::: Document section

On Sept. 3, 2003, Standard & Poor's Ratings Services placed its long-term credit ratings--including its 'BB' corporate credit ratings--on Vivendi Universal S.A. (V) and its U.S.-based media subsidiary Vivendi Universal Entertainment LLLP (VUE) on CreditWatch with positive implications. At the same time, Standard & Poor's affirmed its 'B' short-term rating on Vivendi Universal.
The ratings actions follow the announcement on Sept. 2 that Vivendi Universal had reached a preliminary agreement with General Electric Co. (GE
; AAA/Stable/A-1+) to merge its approximately 86%-owned subsidiary VUE with GE's fully owned media subsidiary NBC to form one of the largest media groups worldwide.
The CreditWatch placement primarily reflects the positive impact that the transaction would have on Vivendi Universal's debt protection measures and liquidity. If executed according to the terms announced Sept. 2, VUE and NBC will merge, forming a new GE subsidiary. VUE's shareholders will receive $3.8 billion in GE shares--which Vivendi Universal expects to monetize--and about $1.67 billion of VUE's debt will be transferred to the new entity.
The transaction would therefore result in a significant reduction of approximately $5 billion (4.62 billion euros) in Vivendi Universal's consolidated net debt, which was estimated to be about 13.5 billion euros at end-June 2003. At the same time, Vivendi Universal will retain a 20% stake in the newly formed subsidiary.
For Vivendi Universal, these benefits may well offset the effects of disposing of a relatively strong business like VUE. Nevertheless, Standard & Poor's estimates that Vivendi Universal's credit metrics will remain relatively weak, and that its reduced business scope and uncertainties over its future business strategy would likely limit any ratings upgrade to one notch.
The resolution of the CreditWatch placement of the long-term corporate credit rating on VUE will occur upon closing of the transaction. The resolution of the CreditWatch placement of the long-term corporate credit rating on Vivendi Universal will occur once its agreement with GE is binding and the main antitrust hurdles have been removed.

::::::

*Goal of the exercise:* Extract the passage of the Vivendi Universal ratings text from "The transaction would therefore" up to and including "to one notch.", copying it word for word.

::: Material supplied

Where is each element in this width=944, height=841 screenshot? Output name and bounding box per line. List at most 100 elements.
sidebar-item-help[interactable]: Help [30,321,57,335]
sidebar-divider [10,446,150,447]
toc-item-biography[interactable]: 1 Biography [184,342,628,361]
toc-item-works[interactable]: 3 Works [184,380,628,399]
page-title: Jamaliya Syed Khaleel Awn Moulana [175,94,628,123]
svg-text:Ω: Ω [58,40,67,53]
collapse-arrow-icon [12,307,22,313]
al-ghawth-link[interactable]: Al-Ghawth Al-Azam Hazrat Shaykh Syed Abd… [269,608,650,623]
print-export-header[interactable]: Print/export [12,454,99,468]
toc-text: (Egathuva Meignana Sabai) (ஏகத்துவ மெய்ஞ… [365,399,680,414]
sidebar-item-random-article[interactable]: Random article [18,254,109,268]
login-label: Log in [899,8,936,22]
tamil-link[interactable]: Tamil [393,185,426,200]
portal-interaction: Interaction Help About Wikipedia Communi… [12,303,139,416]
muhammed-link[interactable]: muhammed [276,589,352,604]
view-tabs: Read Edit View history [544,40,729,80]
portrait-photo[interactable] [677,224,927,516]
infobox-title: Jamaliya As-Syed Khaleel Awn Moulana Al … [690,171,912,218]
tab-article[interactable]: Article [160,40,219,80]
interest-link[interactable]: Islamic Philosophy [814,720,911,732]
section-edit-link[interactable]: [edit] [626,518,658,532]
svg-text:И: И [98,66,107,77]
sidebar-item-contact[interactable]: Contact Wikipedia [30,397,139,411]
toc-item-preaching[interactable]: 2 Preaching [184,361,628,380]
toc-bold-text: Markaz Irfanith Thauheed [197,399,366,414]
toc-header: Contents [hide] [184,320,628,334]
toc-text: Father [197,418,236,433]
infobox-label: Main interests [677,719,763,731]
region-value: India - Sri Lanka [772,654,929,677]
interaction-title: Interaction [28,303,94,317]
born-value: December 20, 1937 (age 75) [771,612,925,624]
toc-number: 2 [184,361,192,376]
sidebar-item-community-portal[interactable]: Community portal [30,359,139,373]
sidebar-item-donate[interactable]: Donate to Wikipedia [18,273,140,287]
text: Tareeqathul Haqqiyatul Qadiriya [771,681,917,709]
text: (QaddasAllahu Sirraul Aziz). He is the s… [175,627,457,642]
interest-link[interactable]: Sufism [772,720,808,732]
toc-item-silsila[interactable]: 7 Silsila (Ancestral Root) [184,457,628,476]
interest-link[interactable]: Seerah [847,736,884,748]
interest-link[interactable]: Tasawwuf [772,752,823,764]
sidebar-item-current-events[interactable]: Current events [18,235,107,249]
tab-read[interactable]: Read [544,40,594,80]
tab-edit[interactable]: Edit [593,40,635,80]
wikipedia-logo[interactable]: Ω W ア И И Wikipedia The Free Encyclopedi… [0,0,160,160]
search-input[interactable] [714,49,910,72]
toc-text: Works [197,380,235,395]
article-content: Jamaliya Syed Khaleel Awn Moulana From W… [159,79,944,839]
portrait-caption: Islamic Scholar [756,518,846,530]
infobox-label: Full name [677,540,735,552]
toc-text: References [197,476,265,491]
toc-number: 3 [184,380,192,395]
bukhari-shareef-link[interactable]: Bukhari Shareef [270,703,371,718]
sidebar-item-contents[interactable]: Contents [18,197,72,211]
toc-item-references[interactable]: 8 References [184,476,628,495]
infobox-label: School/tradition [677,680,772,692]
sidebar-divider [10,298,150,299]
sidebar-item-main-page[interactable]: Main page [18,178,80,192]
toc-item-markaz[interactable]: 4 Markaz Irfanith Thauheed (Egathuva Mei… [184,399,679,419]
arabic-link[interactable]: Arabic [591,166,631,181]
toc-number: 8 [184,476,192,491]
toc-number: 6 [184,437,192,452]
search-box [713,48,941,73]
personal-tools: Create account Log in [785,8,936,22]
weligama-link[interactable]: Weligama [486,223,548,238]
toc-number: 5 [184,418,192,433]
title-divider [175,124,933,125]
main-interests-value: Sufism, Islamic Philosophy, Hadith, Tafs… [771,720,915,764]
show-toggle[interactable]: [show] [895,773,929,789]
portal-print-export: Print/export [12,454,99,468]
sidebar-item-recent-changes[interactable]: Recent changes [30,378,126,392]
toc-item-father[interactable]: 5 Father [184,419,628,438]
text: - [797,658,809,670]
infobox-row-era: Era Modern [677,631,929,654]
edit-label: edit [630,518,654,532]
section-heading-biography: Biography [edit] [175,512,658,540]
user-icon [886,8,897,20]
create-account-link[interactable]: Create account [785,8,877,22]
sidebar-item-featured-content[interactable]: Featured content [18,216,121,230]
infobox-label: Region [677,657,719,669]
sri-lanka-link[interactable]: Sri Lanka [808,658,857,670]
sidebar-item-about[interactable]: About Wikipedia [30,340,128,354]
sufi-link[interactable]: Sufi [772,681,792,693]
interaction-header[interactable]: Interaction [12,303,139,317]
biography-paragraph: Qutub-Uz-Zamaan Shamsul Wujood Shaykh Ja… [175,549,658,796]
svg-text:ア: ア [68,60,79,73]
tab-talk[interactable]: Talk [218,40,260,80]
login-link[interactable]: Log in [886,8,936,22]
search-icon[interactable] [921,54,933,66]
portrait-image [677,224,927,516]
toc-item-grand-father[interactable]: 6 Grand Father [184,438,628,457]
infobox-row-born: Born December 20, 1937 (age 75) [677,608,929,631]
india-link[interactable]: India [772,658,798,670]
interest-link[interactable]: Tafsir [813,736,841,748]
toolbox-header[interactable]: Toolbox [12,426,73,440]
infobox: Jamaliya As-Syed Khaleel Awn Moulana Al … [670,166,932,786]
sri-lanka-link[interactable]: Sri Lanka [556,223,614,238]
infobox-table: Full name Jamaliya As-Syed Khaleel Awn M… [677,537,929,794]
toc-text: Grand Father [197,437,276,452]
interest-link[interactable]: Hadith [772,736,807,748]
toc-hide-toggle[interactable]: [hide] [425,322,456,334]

::::::

*Exercise answer:*
The transaction would therefore result in a significant reduction of approximately $5 billion (4.62 billion euros) in Vivendi Universal's consolidated net debt, which was estimated to be about 13.5 billion euros at end-June 2003. At the same time, Vivendi Universal will retain a 20% stake in the newly formed subsidiary.
For Vivendi Universal, these benefits may well offset the effects of disposing of a relatively strong business like VUE. Nevertheless, Standard & Poor's estimates that Vivendi Universal's credit metrics will remain relatively weak, and that its reduced business scope and uncertainties over its future business strategy would likely limit any ratings upgrade to one notch.